---------- EXERCISE INPUTS

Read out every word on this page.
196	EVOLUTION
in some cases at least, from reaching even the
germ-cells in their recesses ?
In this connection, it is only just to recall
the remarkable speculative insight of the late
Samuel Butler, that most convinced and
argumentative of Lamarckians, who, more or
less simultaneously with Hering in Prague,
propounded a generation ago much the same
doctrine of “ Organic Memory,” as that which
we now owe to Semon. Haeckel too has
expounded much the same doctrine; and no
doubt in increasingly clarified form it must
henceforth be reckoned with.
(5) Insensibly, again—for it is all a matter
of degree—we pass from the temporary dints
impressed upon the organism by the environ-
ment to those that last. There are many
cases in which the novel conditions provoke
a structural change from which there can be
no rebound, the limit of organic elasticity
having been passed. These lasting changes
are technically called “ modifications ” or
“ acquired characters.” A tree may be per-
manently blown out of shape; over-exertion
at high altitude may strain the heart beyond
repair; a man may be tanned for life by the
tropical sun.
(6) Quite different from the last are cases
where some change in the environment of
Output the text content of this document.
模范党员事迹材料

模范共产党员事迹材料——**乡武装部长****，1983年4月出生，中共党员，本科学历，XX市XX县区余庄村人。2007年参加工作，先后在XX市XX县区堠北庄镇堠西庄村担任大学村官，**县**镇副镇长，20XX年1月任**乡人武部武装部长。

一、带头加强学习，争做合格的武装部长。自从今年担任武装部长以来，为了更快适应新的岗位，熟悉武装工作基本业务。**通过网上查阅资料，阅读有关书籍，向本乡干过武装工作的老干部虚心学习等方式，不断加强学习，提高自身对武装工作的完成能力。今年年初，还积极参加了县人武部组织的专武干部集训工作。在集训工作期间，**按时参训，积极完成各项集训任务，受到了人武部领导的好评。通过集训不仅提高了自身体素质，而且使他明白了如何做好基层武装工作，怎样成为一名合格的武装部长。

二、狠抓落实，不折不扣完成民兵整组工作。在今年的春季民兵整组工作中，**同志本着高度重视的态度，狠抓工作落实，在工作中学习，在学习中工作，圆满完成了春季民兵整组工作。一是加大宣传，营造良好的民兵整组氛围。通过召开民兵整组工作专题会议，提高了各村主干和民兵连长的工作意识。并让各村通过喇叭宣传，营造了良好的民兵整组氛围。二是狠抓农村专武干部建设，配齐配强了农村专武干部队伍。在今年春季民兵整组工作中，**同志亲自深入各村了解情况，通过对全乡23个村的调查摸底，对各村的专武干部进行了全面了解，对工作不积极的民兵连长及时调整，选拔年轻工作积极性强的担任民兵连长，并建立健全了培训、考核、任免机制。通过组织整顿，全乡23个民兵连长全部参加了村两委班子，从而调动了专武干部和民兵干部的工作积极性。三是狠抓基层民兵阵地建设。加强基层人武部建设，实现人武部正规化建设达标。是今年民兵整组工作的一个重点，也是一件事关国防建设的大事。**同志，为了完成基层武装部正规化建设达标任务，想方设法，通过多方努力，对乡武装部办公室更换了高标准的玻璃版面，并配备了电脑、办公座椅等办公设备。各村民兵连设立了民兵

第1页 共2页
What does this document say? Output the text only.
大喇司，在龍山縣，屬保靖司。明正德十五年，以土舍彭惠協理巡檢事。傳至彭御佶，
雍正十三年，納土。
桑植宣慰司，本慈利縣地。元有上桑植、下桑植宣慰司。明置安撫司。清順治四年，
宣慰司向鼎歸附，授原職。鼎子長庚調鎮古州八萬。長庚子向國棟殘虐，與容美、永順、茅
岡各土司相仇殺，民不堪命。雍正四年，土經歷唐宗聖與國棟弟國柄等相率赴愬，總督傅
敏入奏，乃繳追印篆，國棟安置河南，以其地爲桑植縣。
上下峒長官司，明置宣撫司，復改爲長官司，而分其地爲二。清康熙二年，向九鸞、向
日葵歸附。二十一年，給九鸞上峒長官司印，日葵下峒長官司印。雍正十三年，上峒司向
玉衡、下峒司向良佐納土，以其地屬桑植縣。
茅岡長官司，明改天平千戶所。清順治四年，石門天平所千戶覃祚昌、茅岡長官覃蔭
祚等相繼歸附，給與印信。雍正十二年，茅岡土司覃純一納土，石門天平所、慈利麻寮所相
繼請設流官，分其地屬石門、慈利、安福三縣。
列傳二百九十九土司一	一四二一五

--------------------

*PROBLEM TO WORK ON*
Search the records above for "document". Copy each line where it is found.

*EXERCISE RESULT*
Output the text content of this document.
What does this document say? Output the text only.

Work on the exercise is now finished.